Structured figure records
•••••

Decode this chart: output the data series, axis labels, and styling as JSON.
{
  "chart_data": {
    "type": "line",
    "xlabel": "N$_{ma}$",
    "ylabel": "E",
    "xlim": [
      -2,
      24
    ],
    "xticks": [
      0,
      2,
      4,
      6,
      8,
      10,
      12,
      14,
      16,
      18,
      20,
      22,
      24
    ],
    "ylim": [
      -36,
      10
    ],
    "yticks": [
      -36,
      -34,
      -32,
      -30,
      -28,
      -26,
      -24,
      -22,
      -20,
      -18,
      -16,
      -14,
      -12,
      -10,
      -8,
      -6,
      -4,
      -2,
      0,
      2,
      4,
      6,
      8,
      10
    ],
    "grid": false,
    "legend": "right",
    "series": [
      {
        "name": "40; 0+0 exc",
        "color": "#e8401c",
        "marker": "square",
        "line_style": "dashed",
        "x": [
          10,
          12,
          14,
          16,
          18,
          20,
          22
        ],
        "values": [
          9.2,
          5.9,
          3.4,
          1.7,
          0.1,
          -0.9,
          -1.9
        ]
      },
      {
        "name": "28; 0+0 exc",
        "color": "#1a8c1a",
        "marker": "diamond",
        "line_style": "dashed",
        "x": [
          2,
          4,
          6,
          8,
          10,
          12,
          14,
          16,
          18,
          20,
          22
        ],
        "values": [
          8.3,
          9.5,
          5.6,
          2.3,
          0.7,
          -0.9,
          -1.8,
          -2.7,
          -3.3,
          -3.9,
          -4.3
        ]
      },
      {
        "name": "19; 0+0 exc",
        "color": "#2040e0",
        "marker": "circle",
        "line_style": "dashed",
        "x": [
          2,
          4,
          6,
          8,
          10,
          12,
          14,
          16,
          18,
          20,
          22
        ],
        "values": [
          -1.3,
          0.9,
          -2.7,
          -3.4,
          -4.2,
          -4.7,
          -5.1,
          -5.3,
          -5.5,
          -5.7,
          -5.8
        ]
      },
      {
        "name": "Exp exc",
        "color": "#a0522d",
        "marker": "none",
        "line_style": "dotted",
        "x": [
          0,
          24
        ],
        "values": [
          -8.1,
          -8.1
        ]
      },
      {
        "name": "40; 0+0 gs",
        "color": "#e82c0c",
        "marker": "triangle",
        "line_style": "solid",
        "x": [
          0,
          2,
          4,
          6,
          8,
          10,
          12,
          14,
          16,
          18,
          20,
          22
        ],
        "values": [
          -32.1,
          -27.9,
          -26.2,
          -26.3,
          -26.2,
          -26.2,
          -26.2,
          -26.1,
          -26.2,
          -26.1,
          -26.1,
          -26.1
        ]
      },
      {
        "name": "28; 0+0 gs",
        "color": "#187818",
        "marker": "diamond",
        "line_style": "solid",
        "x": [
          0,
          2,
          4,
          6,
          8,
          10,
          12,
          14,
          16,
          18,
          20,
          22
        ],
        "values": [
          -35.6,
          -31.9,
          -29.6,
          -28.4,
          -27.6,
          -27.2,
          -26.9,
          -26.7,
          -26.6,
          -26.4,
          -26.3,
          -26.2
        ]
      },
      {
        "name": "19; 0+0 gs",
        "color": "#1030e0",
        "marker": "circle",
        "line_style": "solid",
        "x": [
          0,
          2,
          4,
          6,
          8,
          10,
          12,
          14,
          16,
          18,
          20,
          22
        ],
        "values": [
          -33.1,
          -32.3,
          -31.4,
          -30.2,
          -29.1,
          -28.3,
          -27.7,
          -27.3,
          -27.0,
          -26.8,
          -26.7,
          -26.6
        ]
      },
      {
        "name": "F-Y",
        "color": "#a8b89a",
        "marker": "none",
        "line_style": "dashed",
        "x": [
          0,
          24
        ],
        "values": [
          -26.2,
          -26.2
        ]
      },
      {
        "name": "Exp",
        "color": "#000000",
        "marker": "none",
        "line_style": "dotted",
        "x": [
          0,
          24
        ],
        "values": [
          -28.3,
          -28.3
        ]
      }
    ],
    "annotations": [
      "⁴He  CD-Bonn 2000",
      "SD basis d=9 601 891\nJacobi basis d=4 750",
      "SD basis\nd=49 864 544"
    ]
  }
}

•••••

**WHAT THE TASK REQUIRES:**
Write out the data exactly as it stands.

**FINAL RESULT:**
Decode this chart: output the data series, axis labels, and styling as JSON.
{
  "chart_data": {
    "type": "line",
    "xlabel": "N$_{ma}$",
    "ylabel": "E",
    "xlim": [
      -2,
      24
    ],
    "xticks": [
      0,
      2,
      4,
      6,
      8,
      10,
      12,
      14,
      16,
      18,
      20,
      22,
      24
    ],
    "ylim": [
      -36,
      10
    ],
    "yticks": [
      -36,
      -34,
      -32,
      -30,
      -28,
      -26,
      -24,
      -22,
      -20,
      -18,
      -16,
      -14,
      -12,
      -10,
      -8,
      -6,
      -4,
      -2,
      0,
      2,
      4,
      6,
      8,
      10
    ],
    "grid": false,
    "legend": "right",
    "series": [
      {
        "name": "40; 0+0 exc",
        "color": "#e8401c",
        "marker": "square",
        "line_style": "dashed",
        "x": [
          10,
          12,
          14,
          16,
          18,
          20,
          22
        ],
        "values": [
          9.2,
          5.9,
          3.4,
          1.7,
          0.1,
          -0.9,
          -1.9
        ]
      },
      {
        "name": "28; 0+0 exc",
        "color": "#1a8c1a",
        "marker": "diamond",
        "line_style": "dashed",
        "x": [
          2,
          4,
          6,
          8,
          10,
          12,
          14,
          16,
          18,
          20,
          22
        ],
        "values": [
          8.3,
          9.5,
          5.6,
          2.3,
          0.7,
          -0.9,
          -1.8,
          -2.7,
          -3.3,
          -3.9,
          -4.3
        ]
      },
      {
        "name": "19; 0+0 exc",
        "color": "#2040e0",
        "marker": "circle",
        "line_style": "dashed",
        "x": [
          2,
          4,
          6,
          8,
          10,
          12,
          14,
          16,
          18,
          20,
          22
        ],
        "values": [
          -1.3,
          0.9,
          -2.7,
          -3.4,
          -4.2,
          -4.7,
          -5.1,
          -5.3,
          -5.5,
          -5.7,
          -5.8
        ]
      },
      {
        "name": "Exp exc",
        "color": "#a0522d",
        "marker": "none",
        "line_style": "dotted",
        "x": [
          0,
          24
        ],
        "values": [
          -8.1,
          -8.1
        ]
      },
      {
        "name": "40; 0+0 gs",
        "color": "#e82c0c",
        "marker": "triangle",
        "line_style": "solid",
        "x": [
          0,
          2,
          4,
          6,
          8,
          10,
          12,
          14,
          16,
          18,
          20,
          22
        ],
        "values": [
          -32.1,
          -27.9,
          -26.2,
          -26.3,
          -26.2,
          -26.2,
          -26.2,
          -26.1,
          -26.2,
          -26.1,
          -26.1,
          -26.1
        ]
      },
      {
        "name": "28; 0+0 gs",
        "color": "#187818",
        "marker": "diamond",
        "line_style": "solid",
        "x": [
          0,
          2,
          4,
          6,
          8,
          10,
          12,
          14,
          16,
          18,
          20,
          22
        ],
        "values": [
          -35.6,
          -31.9,
          -29.6,
          -28.4,
          -27.6,
          -27.2,
          -26.9,
          -26.7,
          -26.6,
          -26.4,
          -26.3,
          -26.2
        ]
      },
      {
        "name": "19; 0+0 gs",
        "color": "#1030e0",
        "marker": "circle",
        "line_style": "solid",
        "x": [
          0,
          2,
          4,
          6,
          8,
          10,
          12,
          14,
          16,
          18,
          20,
          22
        ],
        "values": [
          -33.1,
          -32.3,
          -31.4,
          -30.2,
          -29.1,
          -28.3,
          -27.7,
          -27.3,
          -27.0,
          -26.8,
          -26.7,
          -26.6
        ]
      },
      {
        "name": "F-Y",
        "color": "#a8b89a",
        "marker": "none",
        "line_style": "dashed",
        "x": [
          0,
          24
        ],
        "values": [
          -26.2,
          -26.2
        ]
      },
      {
        "name": "Exp",
        "color": "#000000",
        "marker": "none",
        "line_style": "dotted",
        "x": [
          0,
          24
        ],
        "values": [
          -28.3,
          -28.3
        ]
      }
    ],
    "annotations": [
      "⁴He  CD-Bonn 2000",
      "SD basis d=9 601 891\nJacobi basis d=4 750",
      "SD basis\nd=49 864 544"
    ]
  }
}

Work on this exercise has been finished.